_EXERCISE DESCRIPTION_
For this exercise, copy out each line of the material below that includes "Masala".

+-------+

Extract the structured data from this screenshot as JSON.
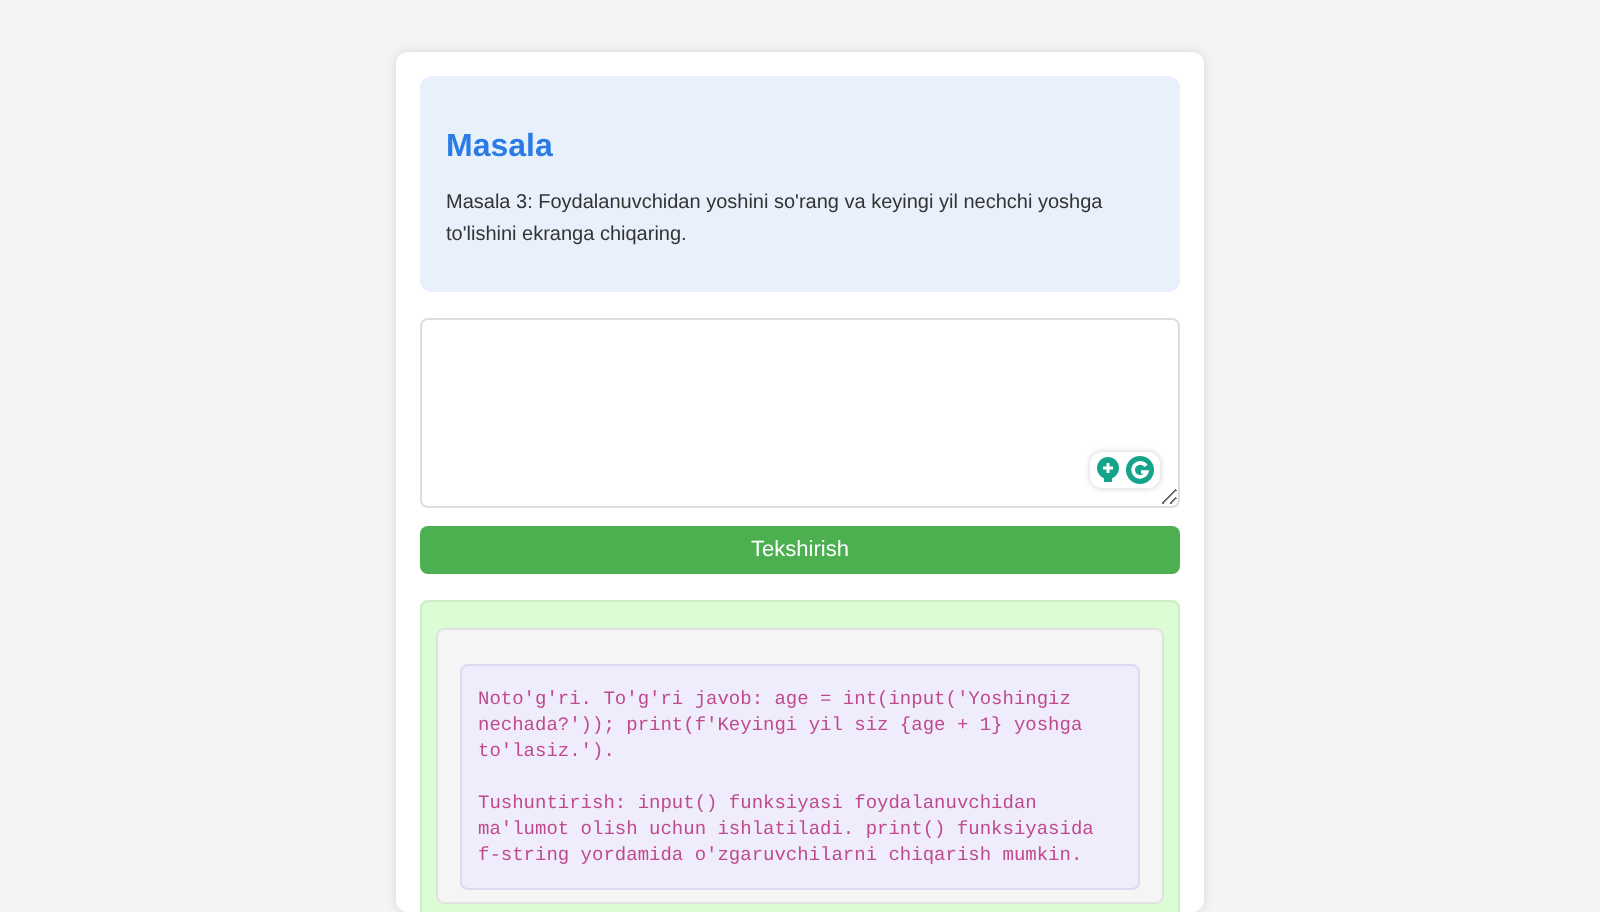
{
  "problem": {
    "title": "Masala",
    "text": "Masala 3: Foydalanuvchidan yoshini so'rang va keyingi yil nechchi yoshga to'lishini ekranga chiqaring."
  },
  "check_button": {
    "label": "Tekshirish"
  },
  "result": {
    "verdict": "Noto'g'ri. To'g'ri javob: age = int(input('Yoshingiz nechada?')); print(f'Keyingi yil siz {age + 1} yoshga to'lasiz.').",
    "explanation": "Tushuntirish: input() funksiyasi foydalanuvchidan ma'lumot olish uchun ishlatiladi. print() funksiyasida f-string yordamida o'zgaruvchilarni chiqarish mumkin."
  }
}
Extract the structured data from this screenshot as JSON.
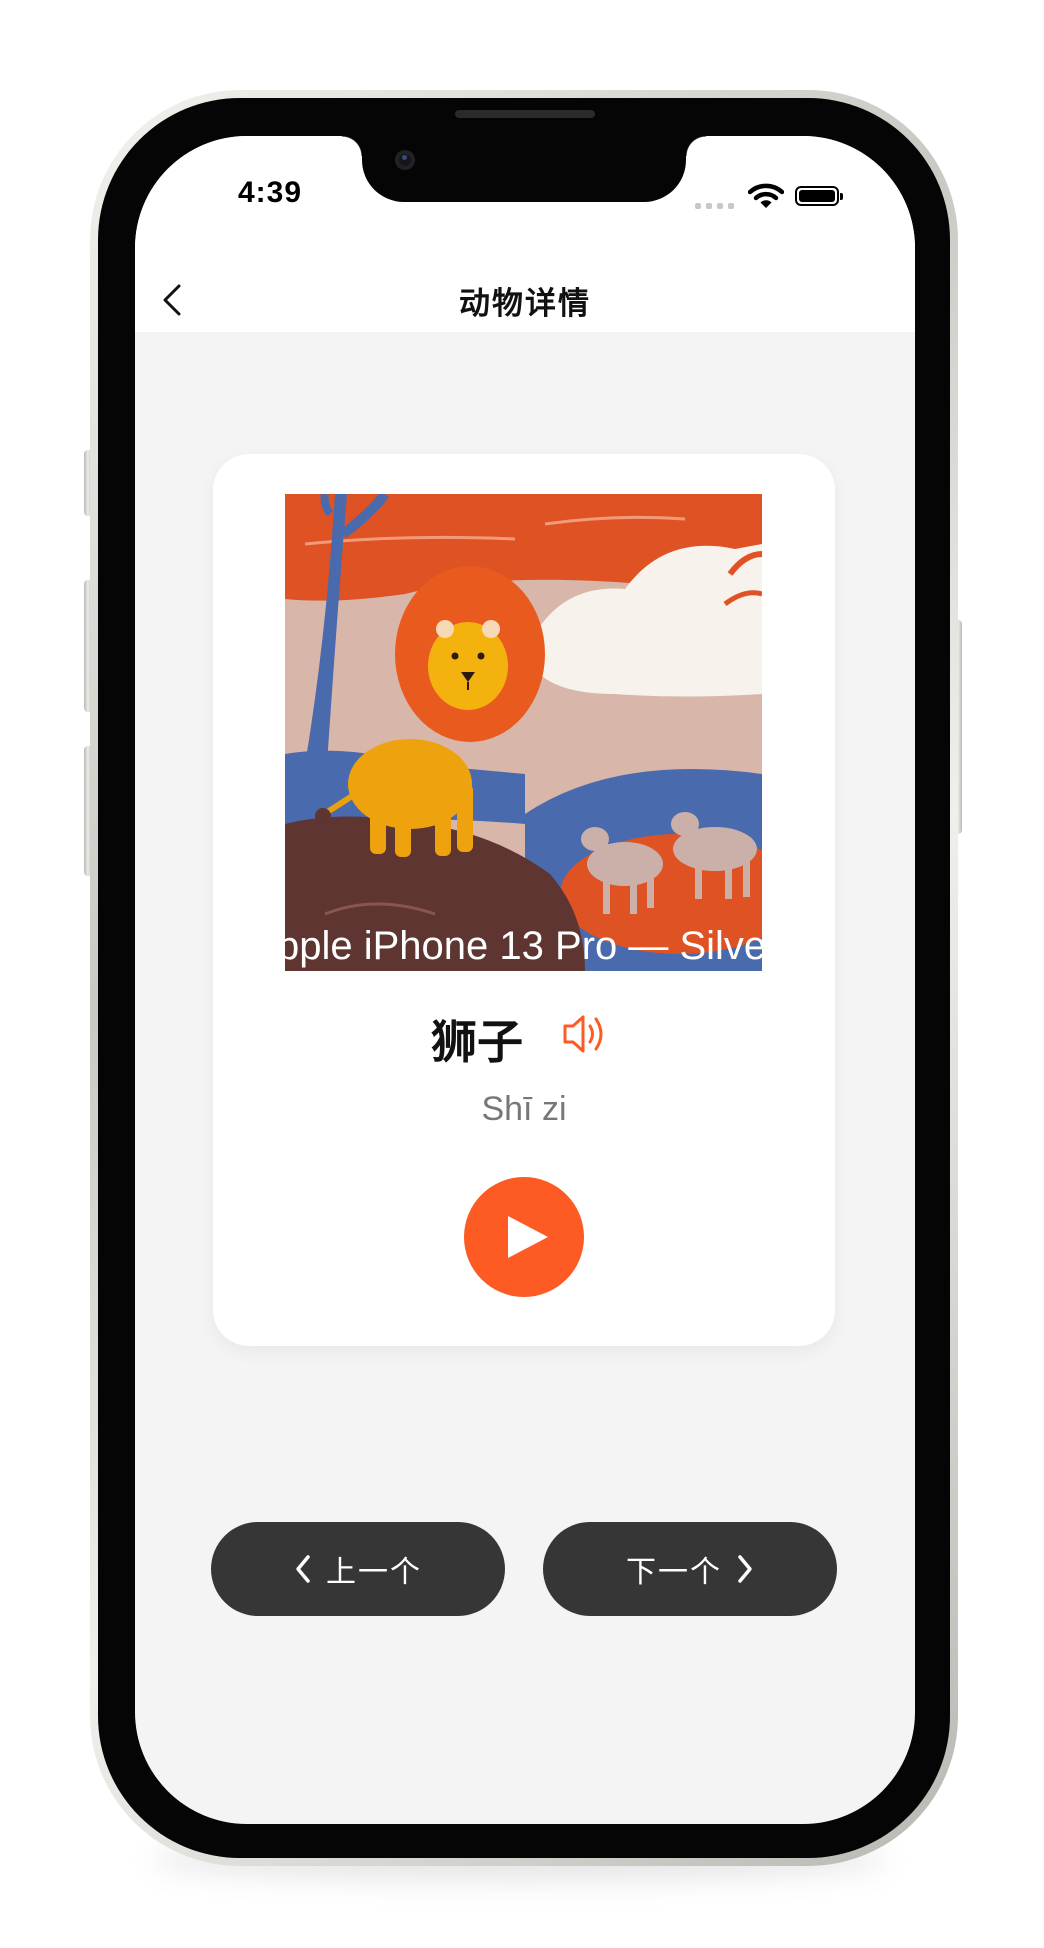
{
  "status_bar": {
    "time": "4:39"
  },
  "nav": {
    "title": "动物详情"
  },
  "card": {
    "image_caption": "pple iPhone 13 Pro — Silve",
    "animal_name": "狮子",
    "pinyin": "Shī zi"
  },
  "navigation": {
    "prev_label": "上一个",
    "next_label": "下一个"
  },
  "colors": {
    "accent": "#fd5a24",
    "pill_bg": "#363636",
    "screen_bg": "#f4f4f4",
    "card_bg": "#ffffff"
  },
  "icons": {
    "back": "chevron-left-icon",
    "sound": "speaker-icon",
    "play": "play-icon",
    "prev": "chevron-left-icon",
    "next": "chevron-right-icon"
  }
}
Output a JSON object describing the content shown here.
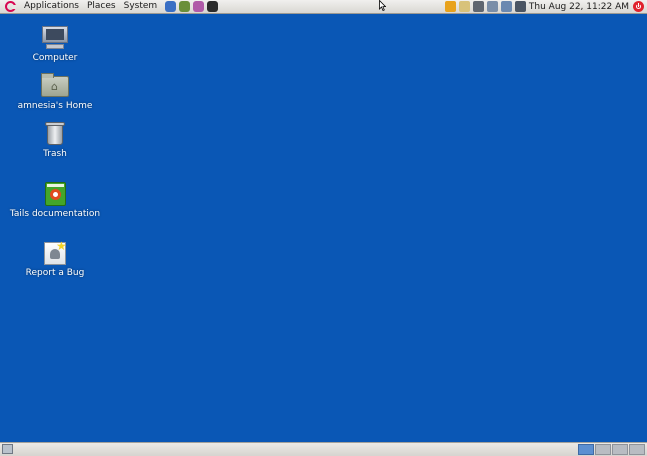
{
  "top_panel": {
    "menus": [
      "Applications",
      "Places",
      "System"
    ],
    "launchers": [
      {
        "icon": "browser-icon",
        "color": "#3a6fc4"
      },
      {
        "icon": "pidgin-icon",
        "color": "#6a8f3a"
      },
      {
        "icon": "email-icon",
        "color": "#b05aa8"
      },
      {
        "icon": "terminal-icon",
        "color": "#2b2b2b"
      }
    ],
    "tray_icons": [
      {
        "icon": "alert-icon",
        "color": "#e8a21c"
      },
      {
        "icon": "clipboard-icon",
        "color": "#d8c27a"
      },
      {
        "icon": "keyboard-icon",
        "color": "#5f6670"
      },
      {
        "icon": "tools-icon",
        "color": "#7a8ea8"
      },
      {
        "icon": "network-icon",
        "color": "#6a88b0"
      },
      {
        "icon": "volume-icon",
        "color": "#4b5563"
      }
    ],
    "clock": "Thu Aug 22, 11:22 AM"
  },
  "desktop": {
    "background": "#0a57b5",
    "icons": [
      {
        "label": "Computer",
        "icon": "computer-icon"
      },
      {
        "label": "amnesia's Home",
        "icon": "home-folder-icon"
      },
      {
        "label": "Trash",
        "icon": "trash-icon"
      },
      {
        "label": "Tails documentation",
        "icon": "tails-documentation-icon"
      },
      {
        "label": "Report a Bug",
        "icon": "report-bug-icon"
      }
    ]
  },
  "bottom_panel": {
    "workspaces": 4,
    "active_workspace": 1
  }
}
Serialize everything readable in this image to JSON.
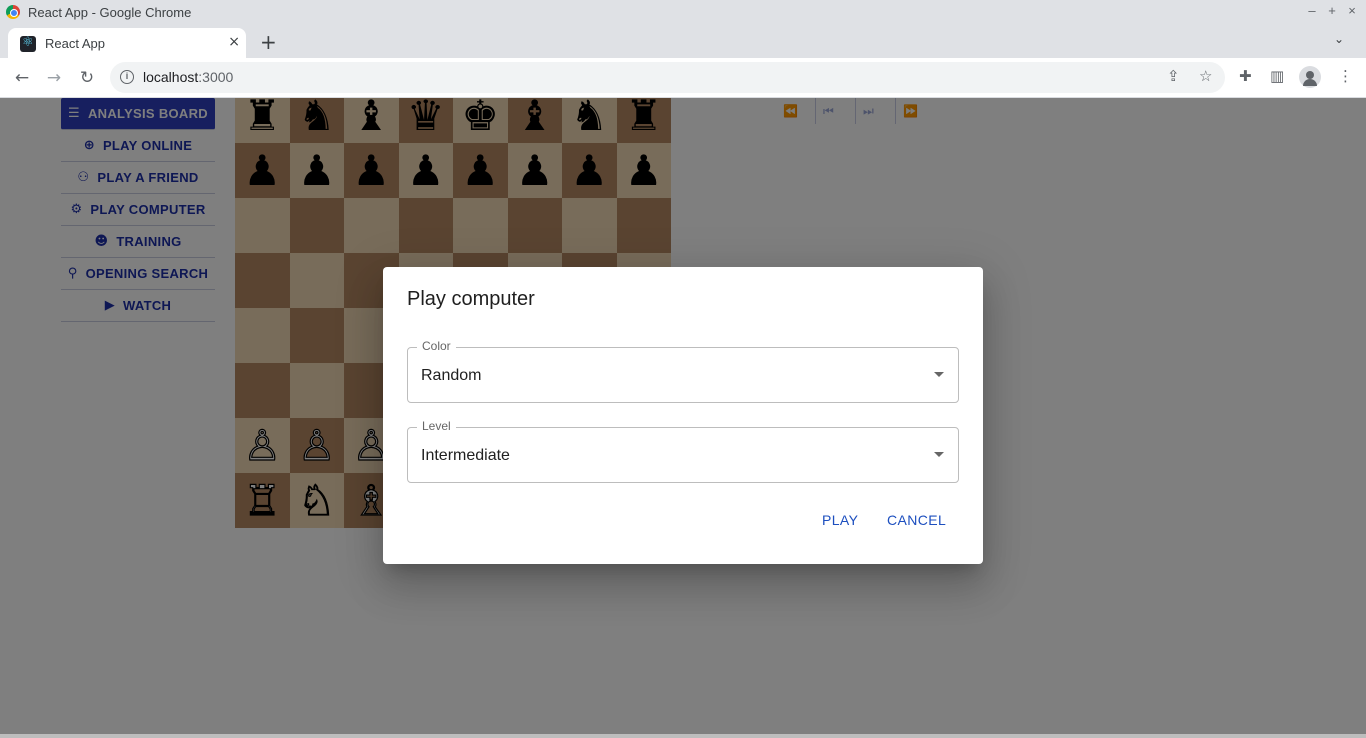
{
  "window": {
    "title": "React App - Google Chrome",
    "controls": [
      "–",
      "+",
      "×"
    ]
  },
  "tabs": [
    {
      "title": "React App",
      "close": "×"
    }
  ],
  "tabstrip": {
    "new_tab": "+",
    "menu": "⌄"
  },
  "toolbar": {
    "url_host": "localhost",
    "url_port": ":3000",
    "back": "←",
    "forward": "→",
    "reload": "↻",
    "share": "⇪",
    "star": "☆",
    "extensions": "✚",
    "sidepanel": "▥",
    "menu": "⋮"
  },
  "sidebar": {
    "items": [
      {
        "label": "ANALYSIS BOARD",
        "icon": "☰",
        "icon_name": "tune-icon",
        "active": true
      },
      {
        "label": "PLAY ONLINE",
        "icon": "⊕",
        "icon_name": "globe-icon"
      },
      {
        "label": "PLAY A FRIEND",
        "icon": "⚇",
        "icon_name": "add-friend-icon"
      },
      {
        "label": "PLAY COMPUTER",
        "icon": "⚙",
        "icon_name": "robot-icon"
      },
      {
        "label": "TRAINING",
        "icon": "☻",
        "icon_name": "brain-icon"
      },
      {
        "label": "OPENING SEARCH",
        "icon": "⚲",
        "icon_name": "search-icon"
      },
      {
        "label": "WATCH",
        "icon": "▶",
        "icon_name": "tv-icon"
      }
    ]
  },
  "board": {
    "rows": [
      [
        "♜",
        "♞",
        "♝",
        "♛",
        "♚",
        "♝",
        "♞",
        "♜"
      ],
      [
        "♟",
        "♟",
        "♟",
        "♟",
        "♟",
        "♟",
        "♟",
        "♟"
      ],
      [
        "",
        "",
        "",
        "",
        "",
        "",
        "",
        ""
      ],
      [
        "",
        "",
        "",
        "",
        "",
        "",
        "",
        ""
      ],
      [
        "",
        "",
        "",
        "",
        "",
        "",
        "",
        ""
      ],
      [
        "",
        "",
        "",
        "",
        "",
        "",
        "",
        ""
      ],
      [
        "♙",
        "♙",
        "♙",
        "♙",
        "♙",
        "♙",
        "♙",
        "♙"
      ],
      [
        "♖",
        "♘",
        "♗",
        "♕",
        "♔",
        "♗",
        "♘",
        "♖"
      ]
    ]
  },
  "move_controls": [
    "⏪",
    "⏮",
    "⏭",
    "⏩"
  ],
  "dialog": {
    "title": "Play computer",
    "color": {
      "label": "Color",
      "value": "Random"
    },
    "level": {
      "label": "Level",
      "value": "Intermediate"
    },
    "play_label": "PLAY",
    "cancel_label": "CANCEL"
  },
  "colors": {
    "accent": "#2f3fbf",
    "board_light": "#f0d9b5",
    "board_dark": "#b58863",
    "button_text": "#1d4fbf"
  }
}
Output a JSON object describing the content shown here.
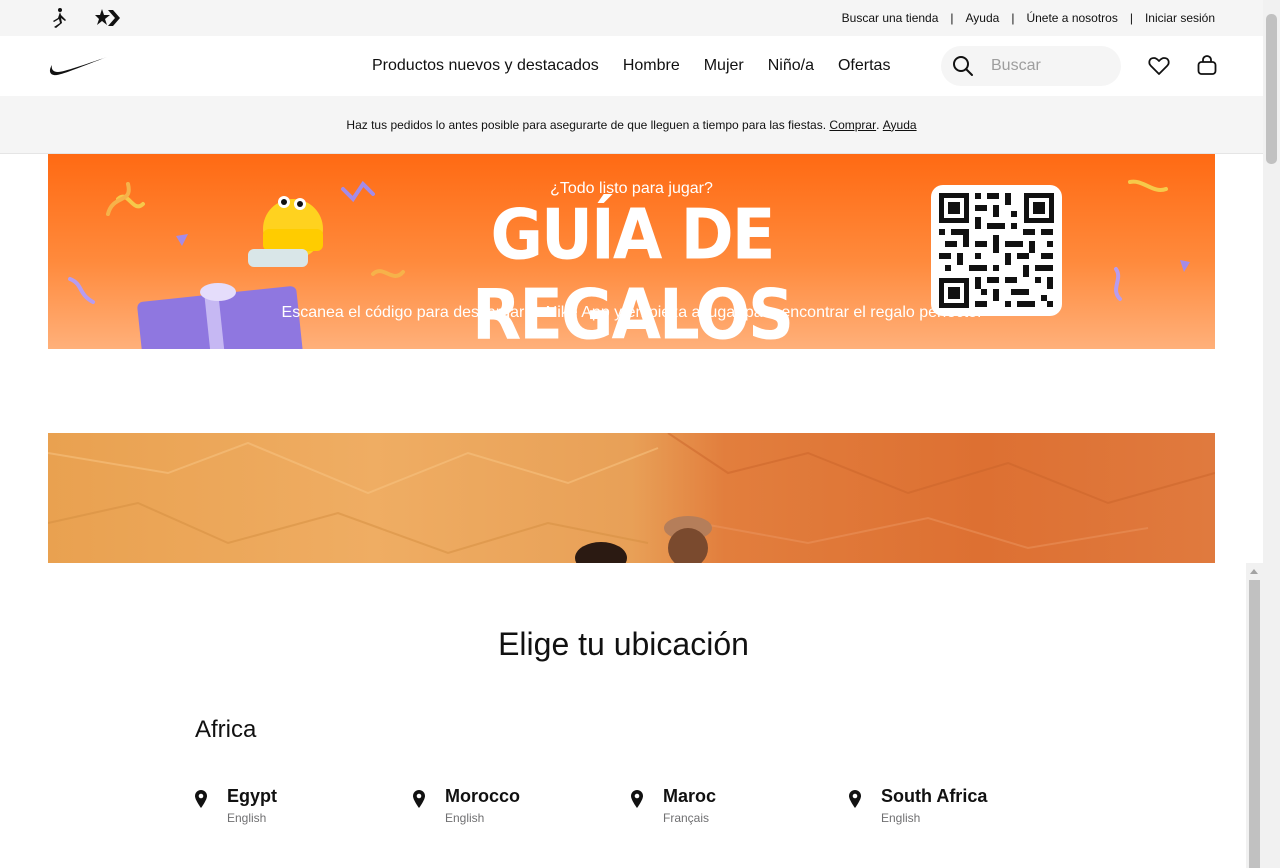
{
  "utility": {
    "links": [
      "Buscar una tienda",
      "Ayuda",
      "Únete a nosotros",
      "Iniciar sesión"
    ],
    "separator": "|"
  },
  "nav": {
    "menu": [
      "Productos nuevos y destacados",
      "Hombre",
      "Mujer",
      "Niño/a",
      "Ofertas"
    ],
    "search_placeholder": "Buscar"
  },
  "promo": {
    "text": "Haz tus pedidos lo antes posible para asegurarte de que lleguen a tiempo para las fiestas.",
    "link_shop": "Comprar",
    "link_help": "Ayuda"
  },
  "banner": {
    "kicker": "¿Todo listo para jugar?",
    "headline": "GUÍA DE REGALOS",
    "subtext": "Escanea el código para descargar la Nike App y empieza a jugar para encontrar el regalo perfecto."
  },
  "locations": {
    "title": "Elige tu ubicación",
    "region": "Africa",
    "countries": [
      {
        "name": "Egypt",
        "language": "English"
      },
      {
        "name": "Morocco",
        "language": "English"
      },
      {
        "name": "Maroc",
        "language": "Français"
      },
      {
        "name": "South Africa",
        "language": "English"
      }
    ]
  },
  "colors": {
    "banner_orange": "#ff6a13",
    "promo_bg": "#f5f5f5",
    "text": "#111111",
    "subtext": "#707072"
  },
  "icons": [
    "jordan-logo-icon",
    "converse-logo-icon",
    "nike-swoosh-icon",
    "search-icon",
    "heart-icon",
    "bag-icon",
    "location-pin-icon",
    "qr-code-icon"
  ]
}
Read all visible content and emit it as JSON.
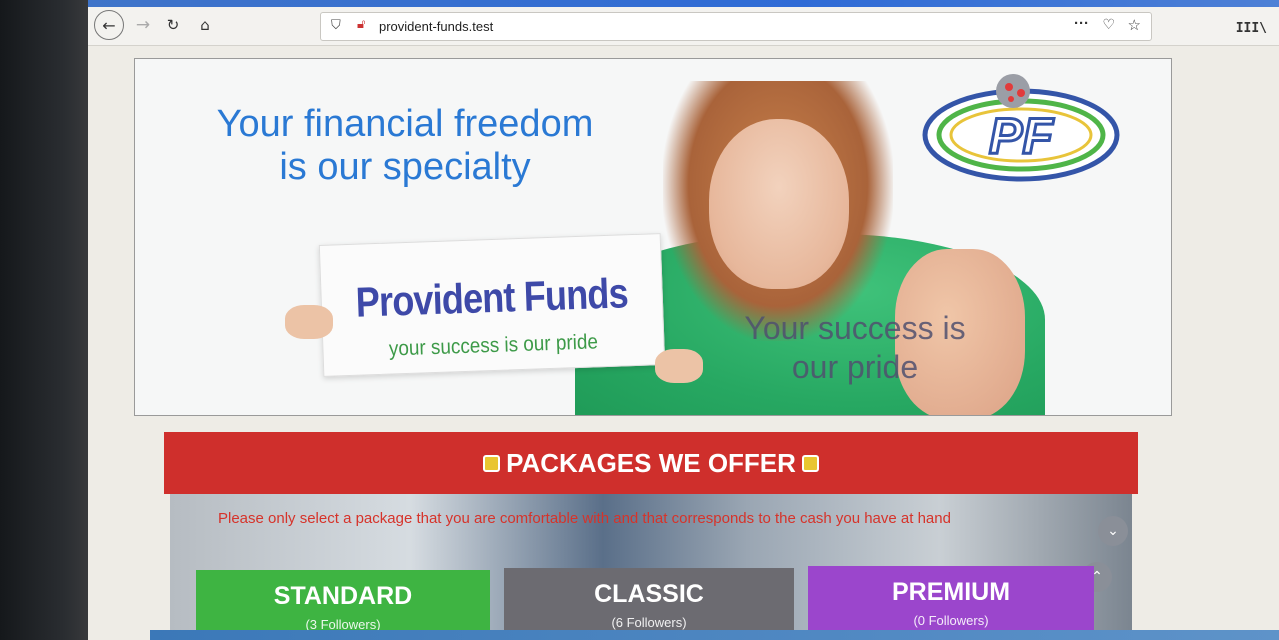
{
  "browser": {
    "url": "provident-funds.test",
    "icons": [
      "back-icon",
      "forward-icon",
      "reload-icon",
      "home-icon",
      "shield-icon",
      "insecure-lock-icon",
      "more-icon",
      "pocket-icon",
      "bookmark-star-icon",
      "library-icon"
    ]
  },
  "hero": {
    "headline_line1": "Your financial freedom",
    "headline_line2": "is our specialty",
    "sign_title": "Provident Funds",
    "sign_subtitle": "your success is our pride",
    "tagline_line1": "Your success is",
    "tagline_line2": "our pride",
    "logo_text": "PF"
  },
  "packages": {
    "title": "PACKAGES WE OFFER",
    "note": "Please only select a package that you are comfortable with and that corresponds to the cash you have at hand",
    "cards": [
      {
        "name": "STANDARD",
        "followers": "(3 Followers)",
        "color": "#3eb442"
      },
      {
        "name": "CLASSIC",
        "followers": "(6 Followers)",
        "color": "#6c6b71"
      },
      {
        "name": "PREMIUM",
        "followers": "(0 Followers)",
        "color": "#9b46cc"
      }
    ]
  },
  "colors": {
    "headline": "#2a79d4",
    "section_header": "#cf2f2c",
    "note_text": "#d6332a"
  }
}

+-------+

_PROBLEM SOLUTION_
    "title": "Masala",
    "text": "Masala 3: Foydalanuvchidan yoshini so'rang va keyingi yil nechchi yoshga to'lishini ekranga chiqaring."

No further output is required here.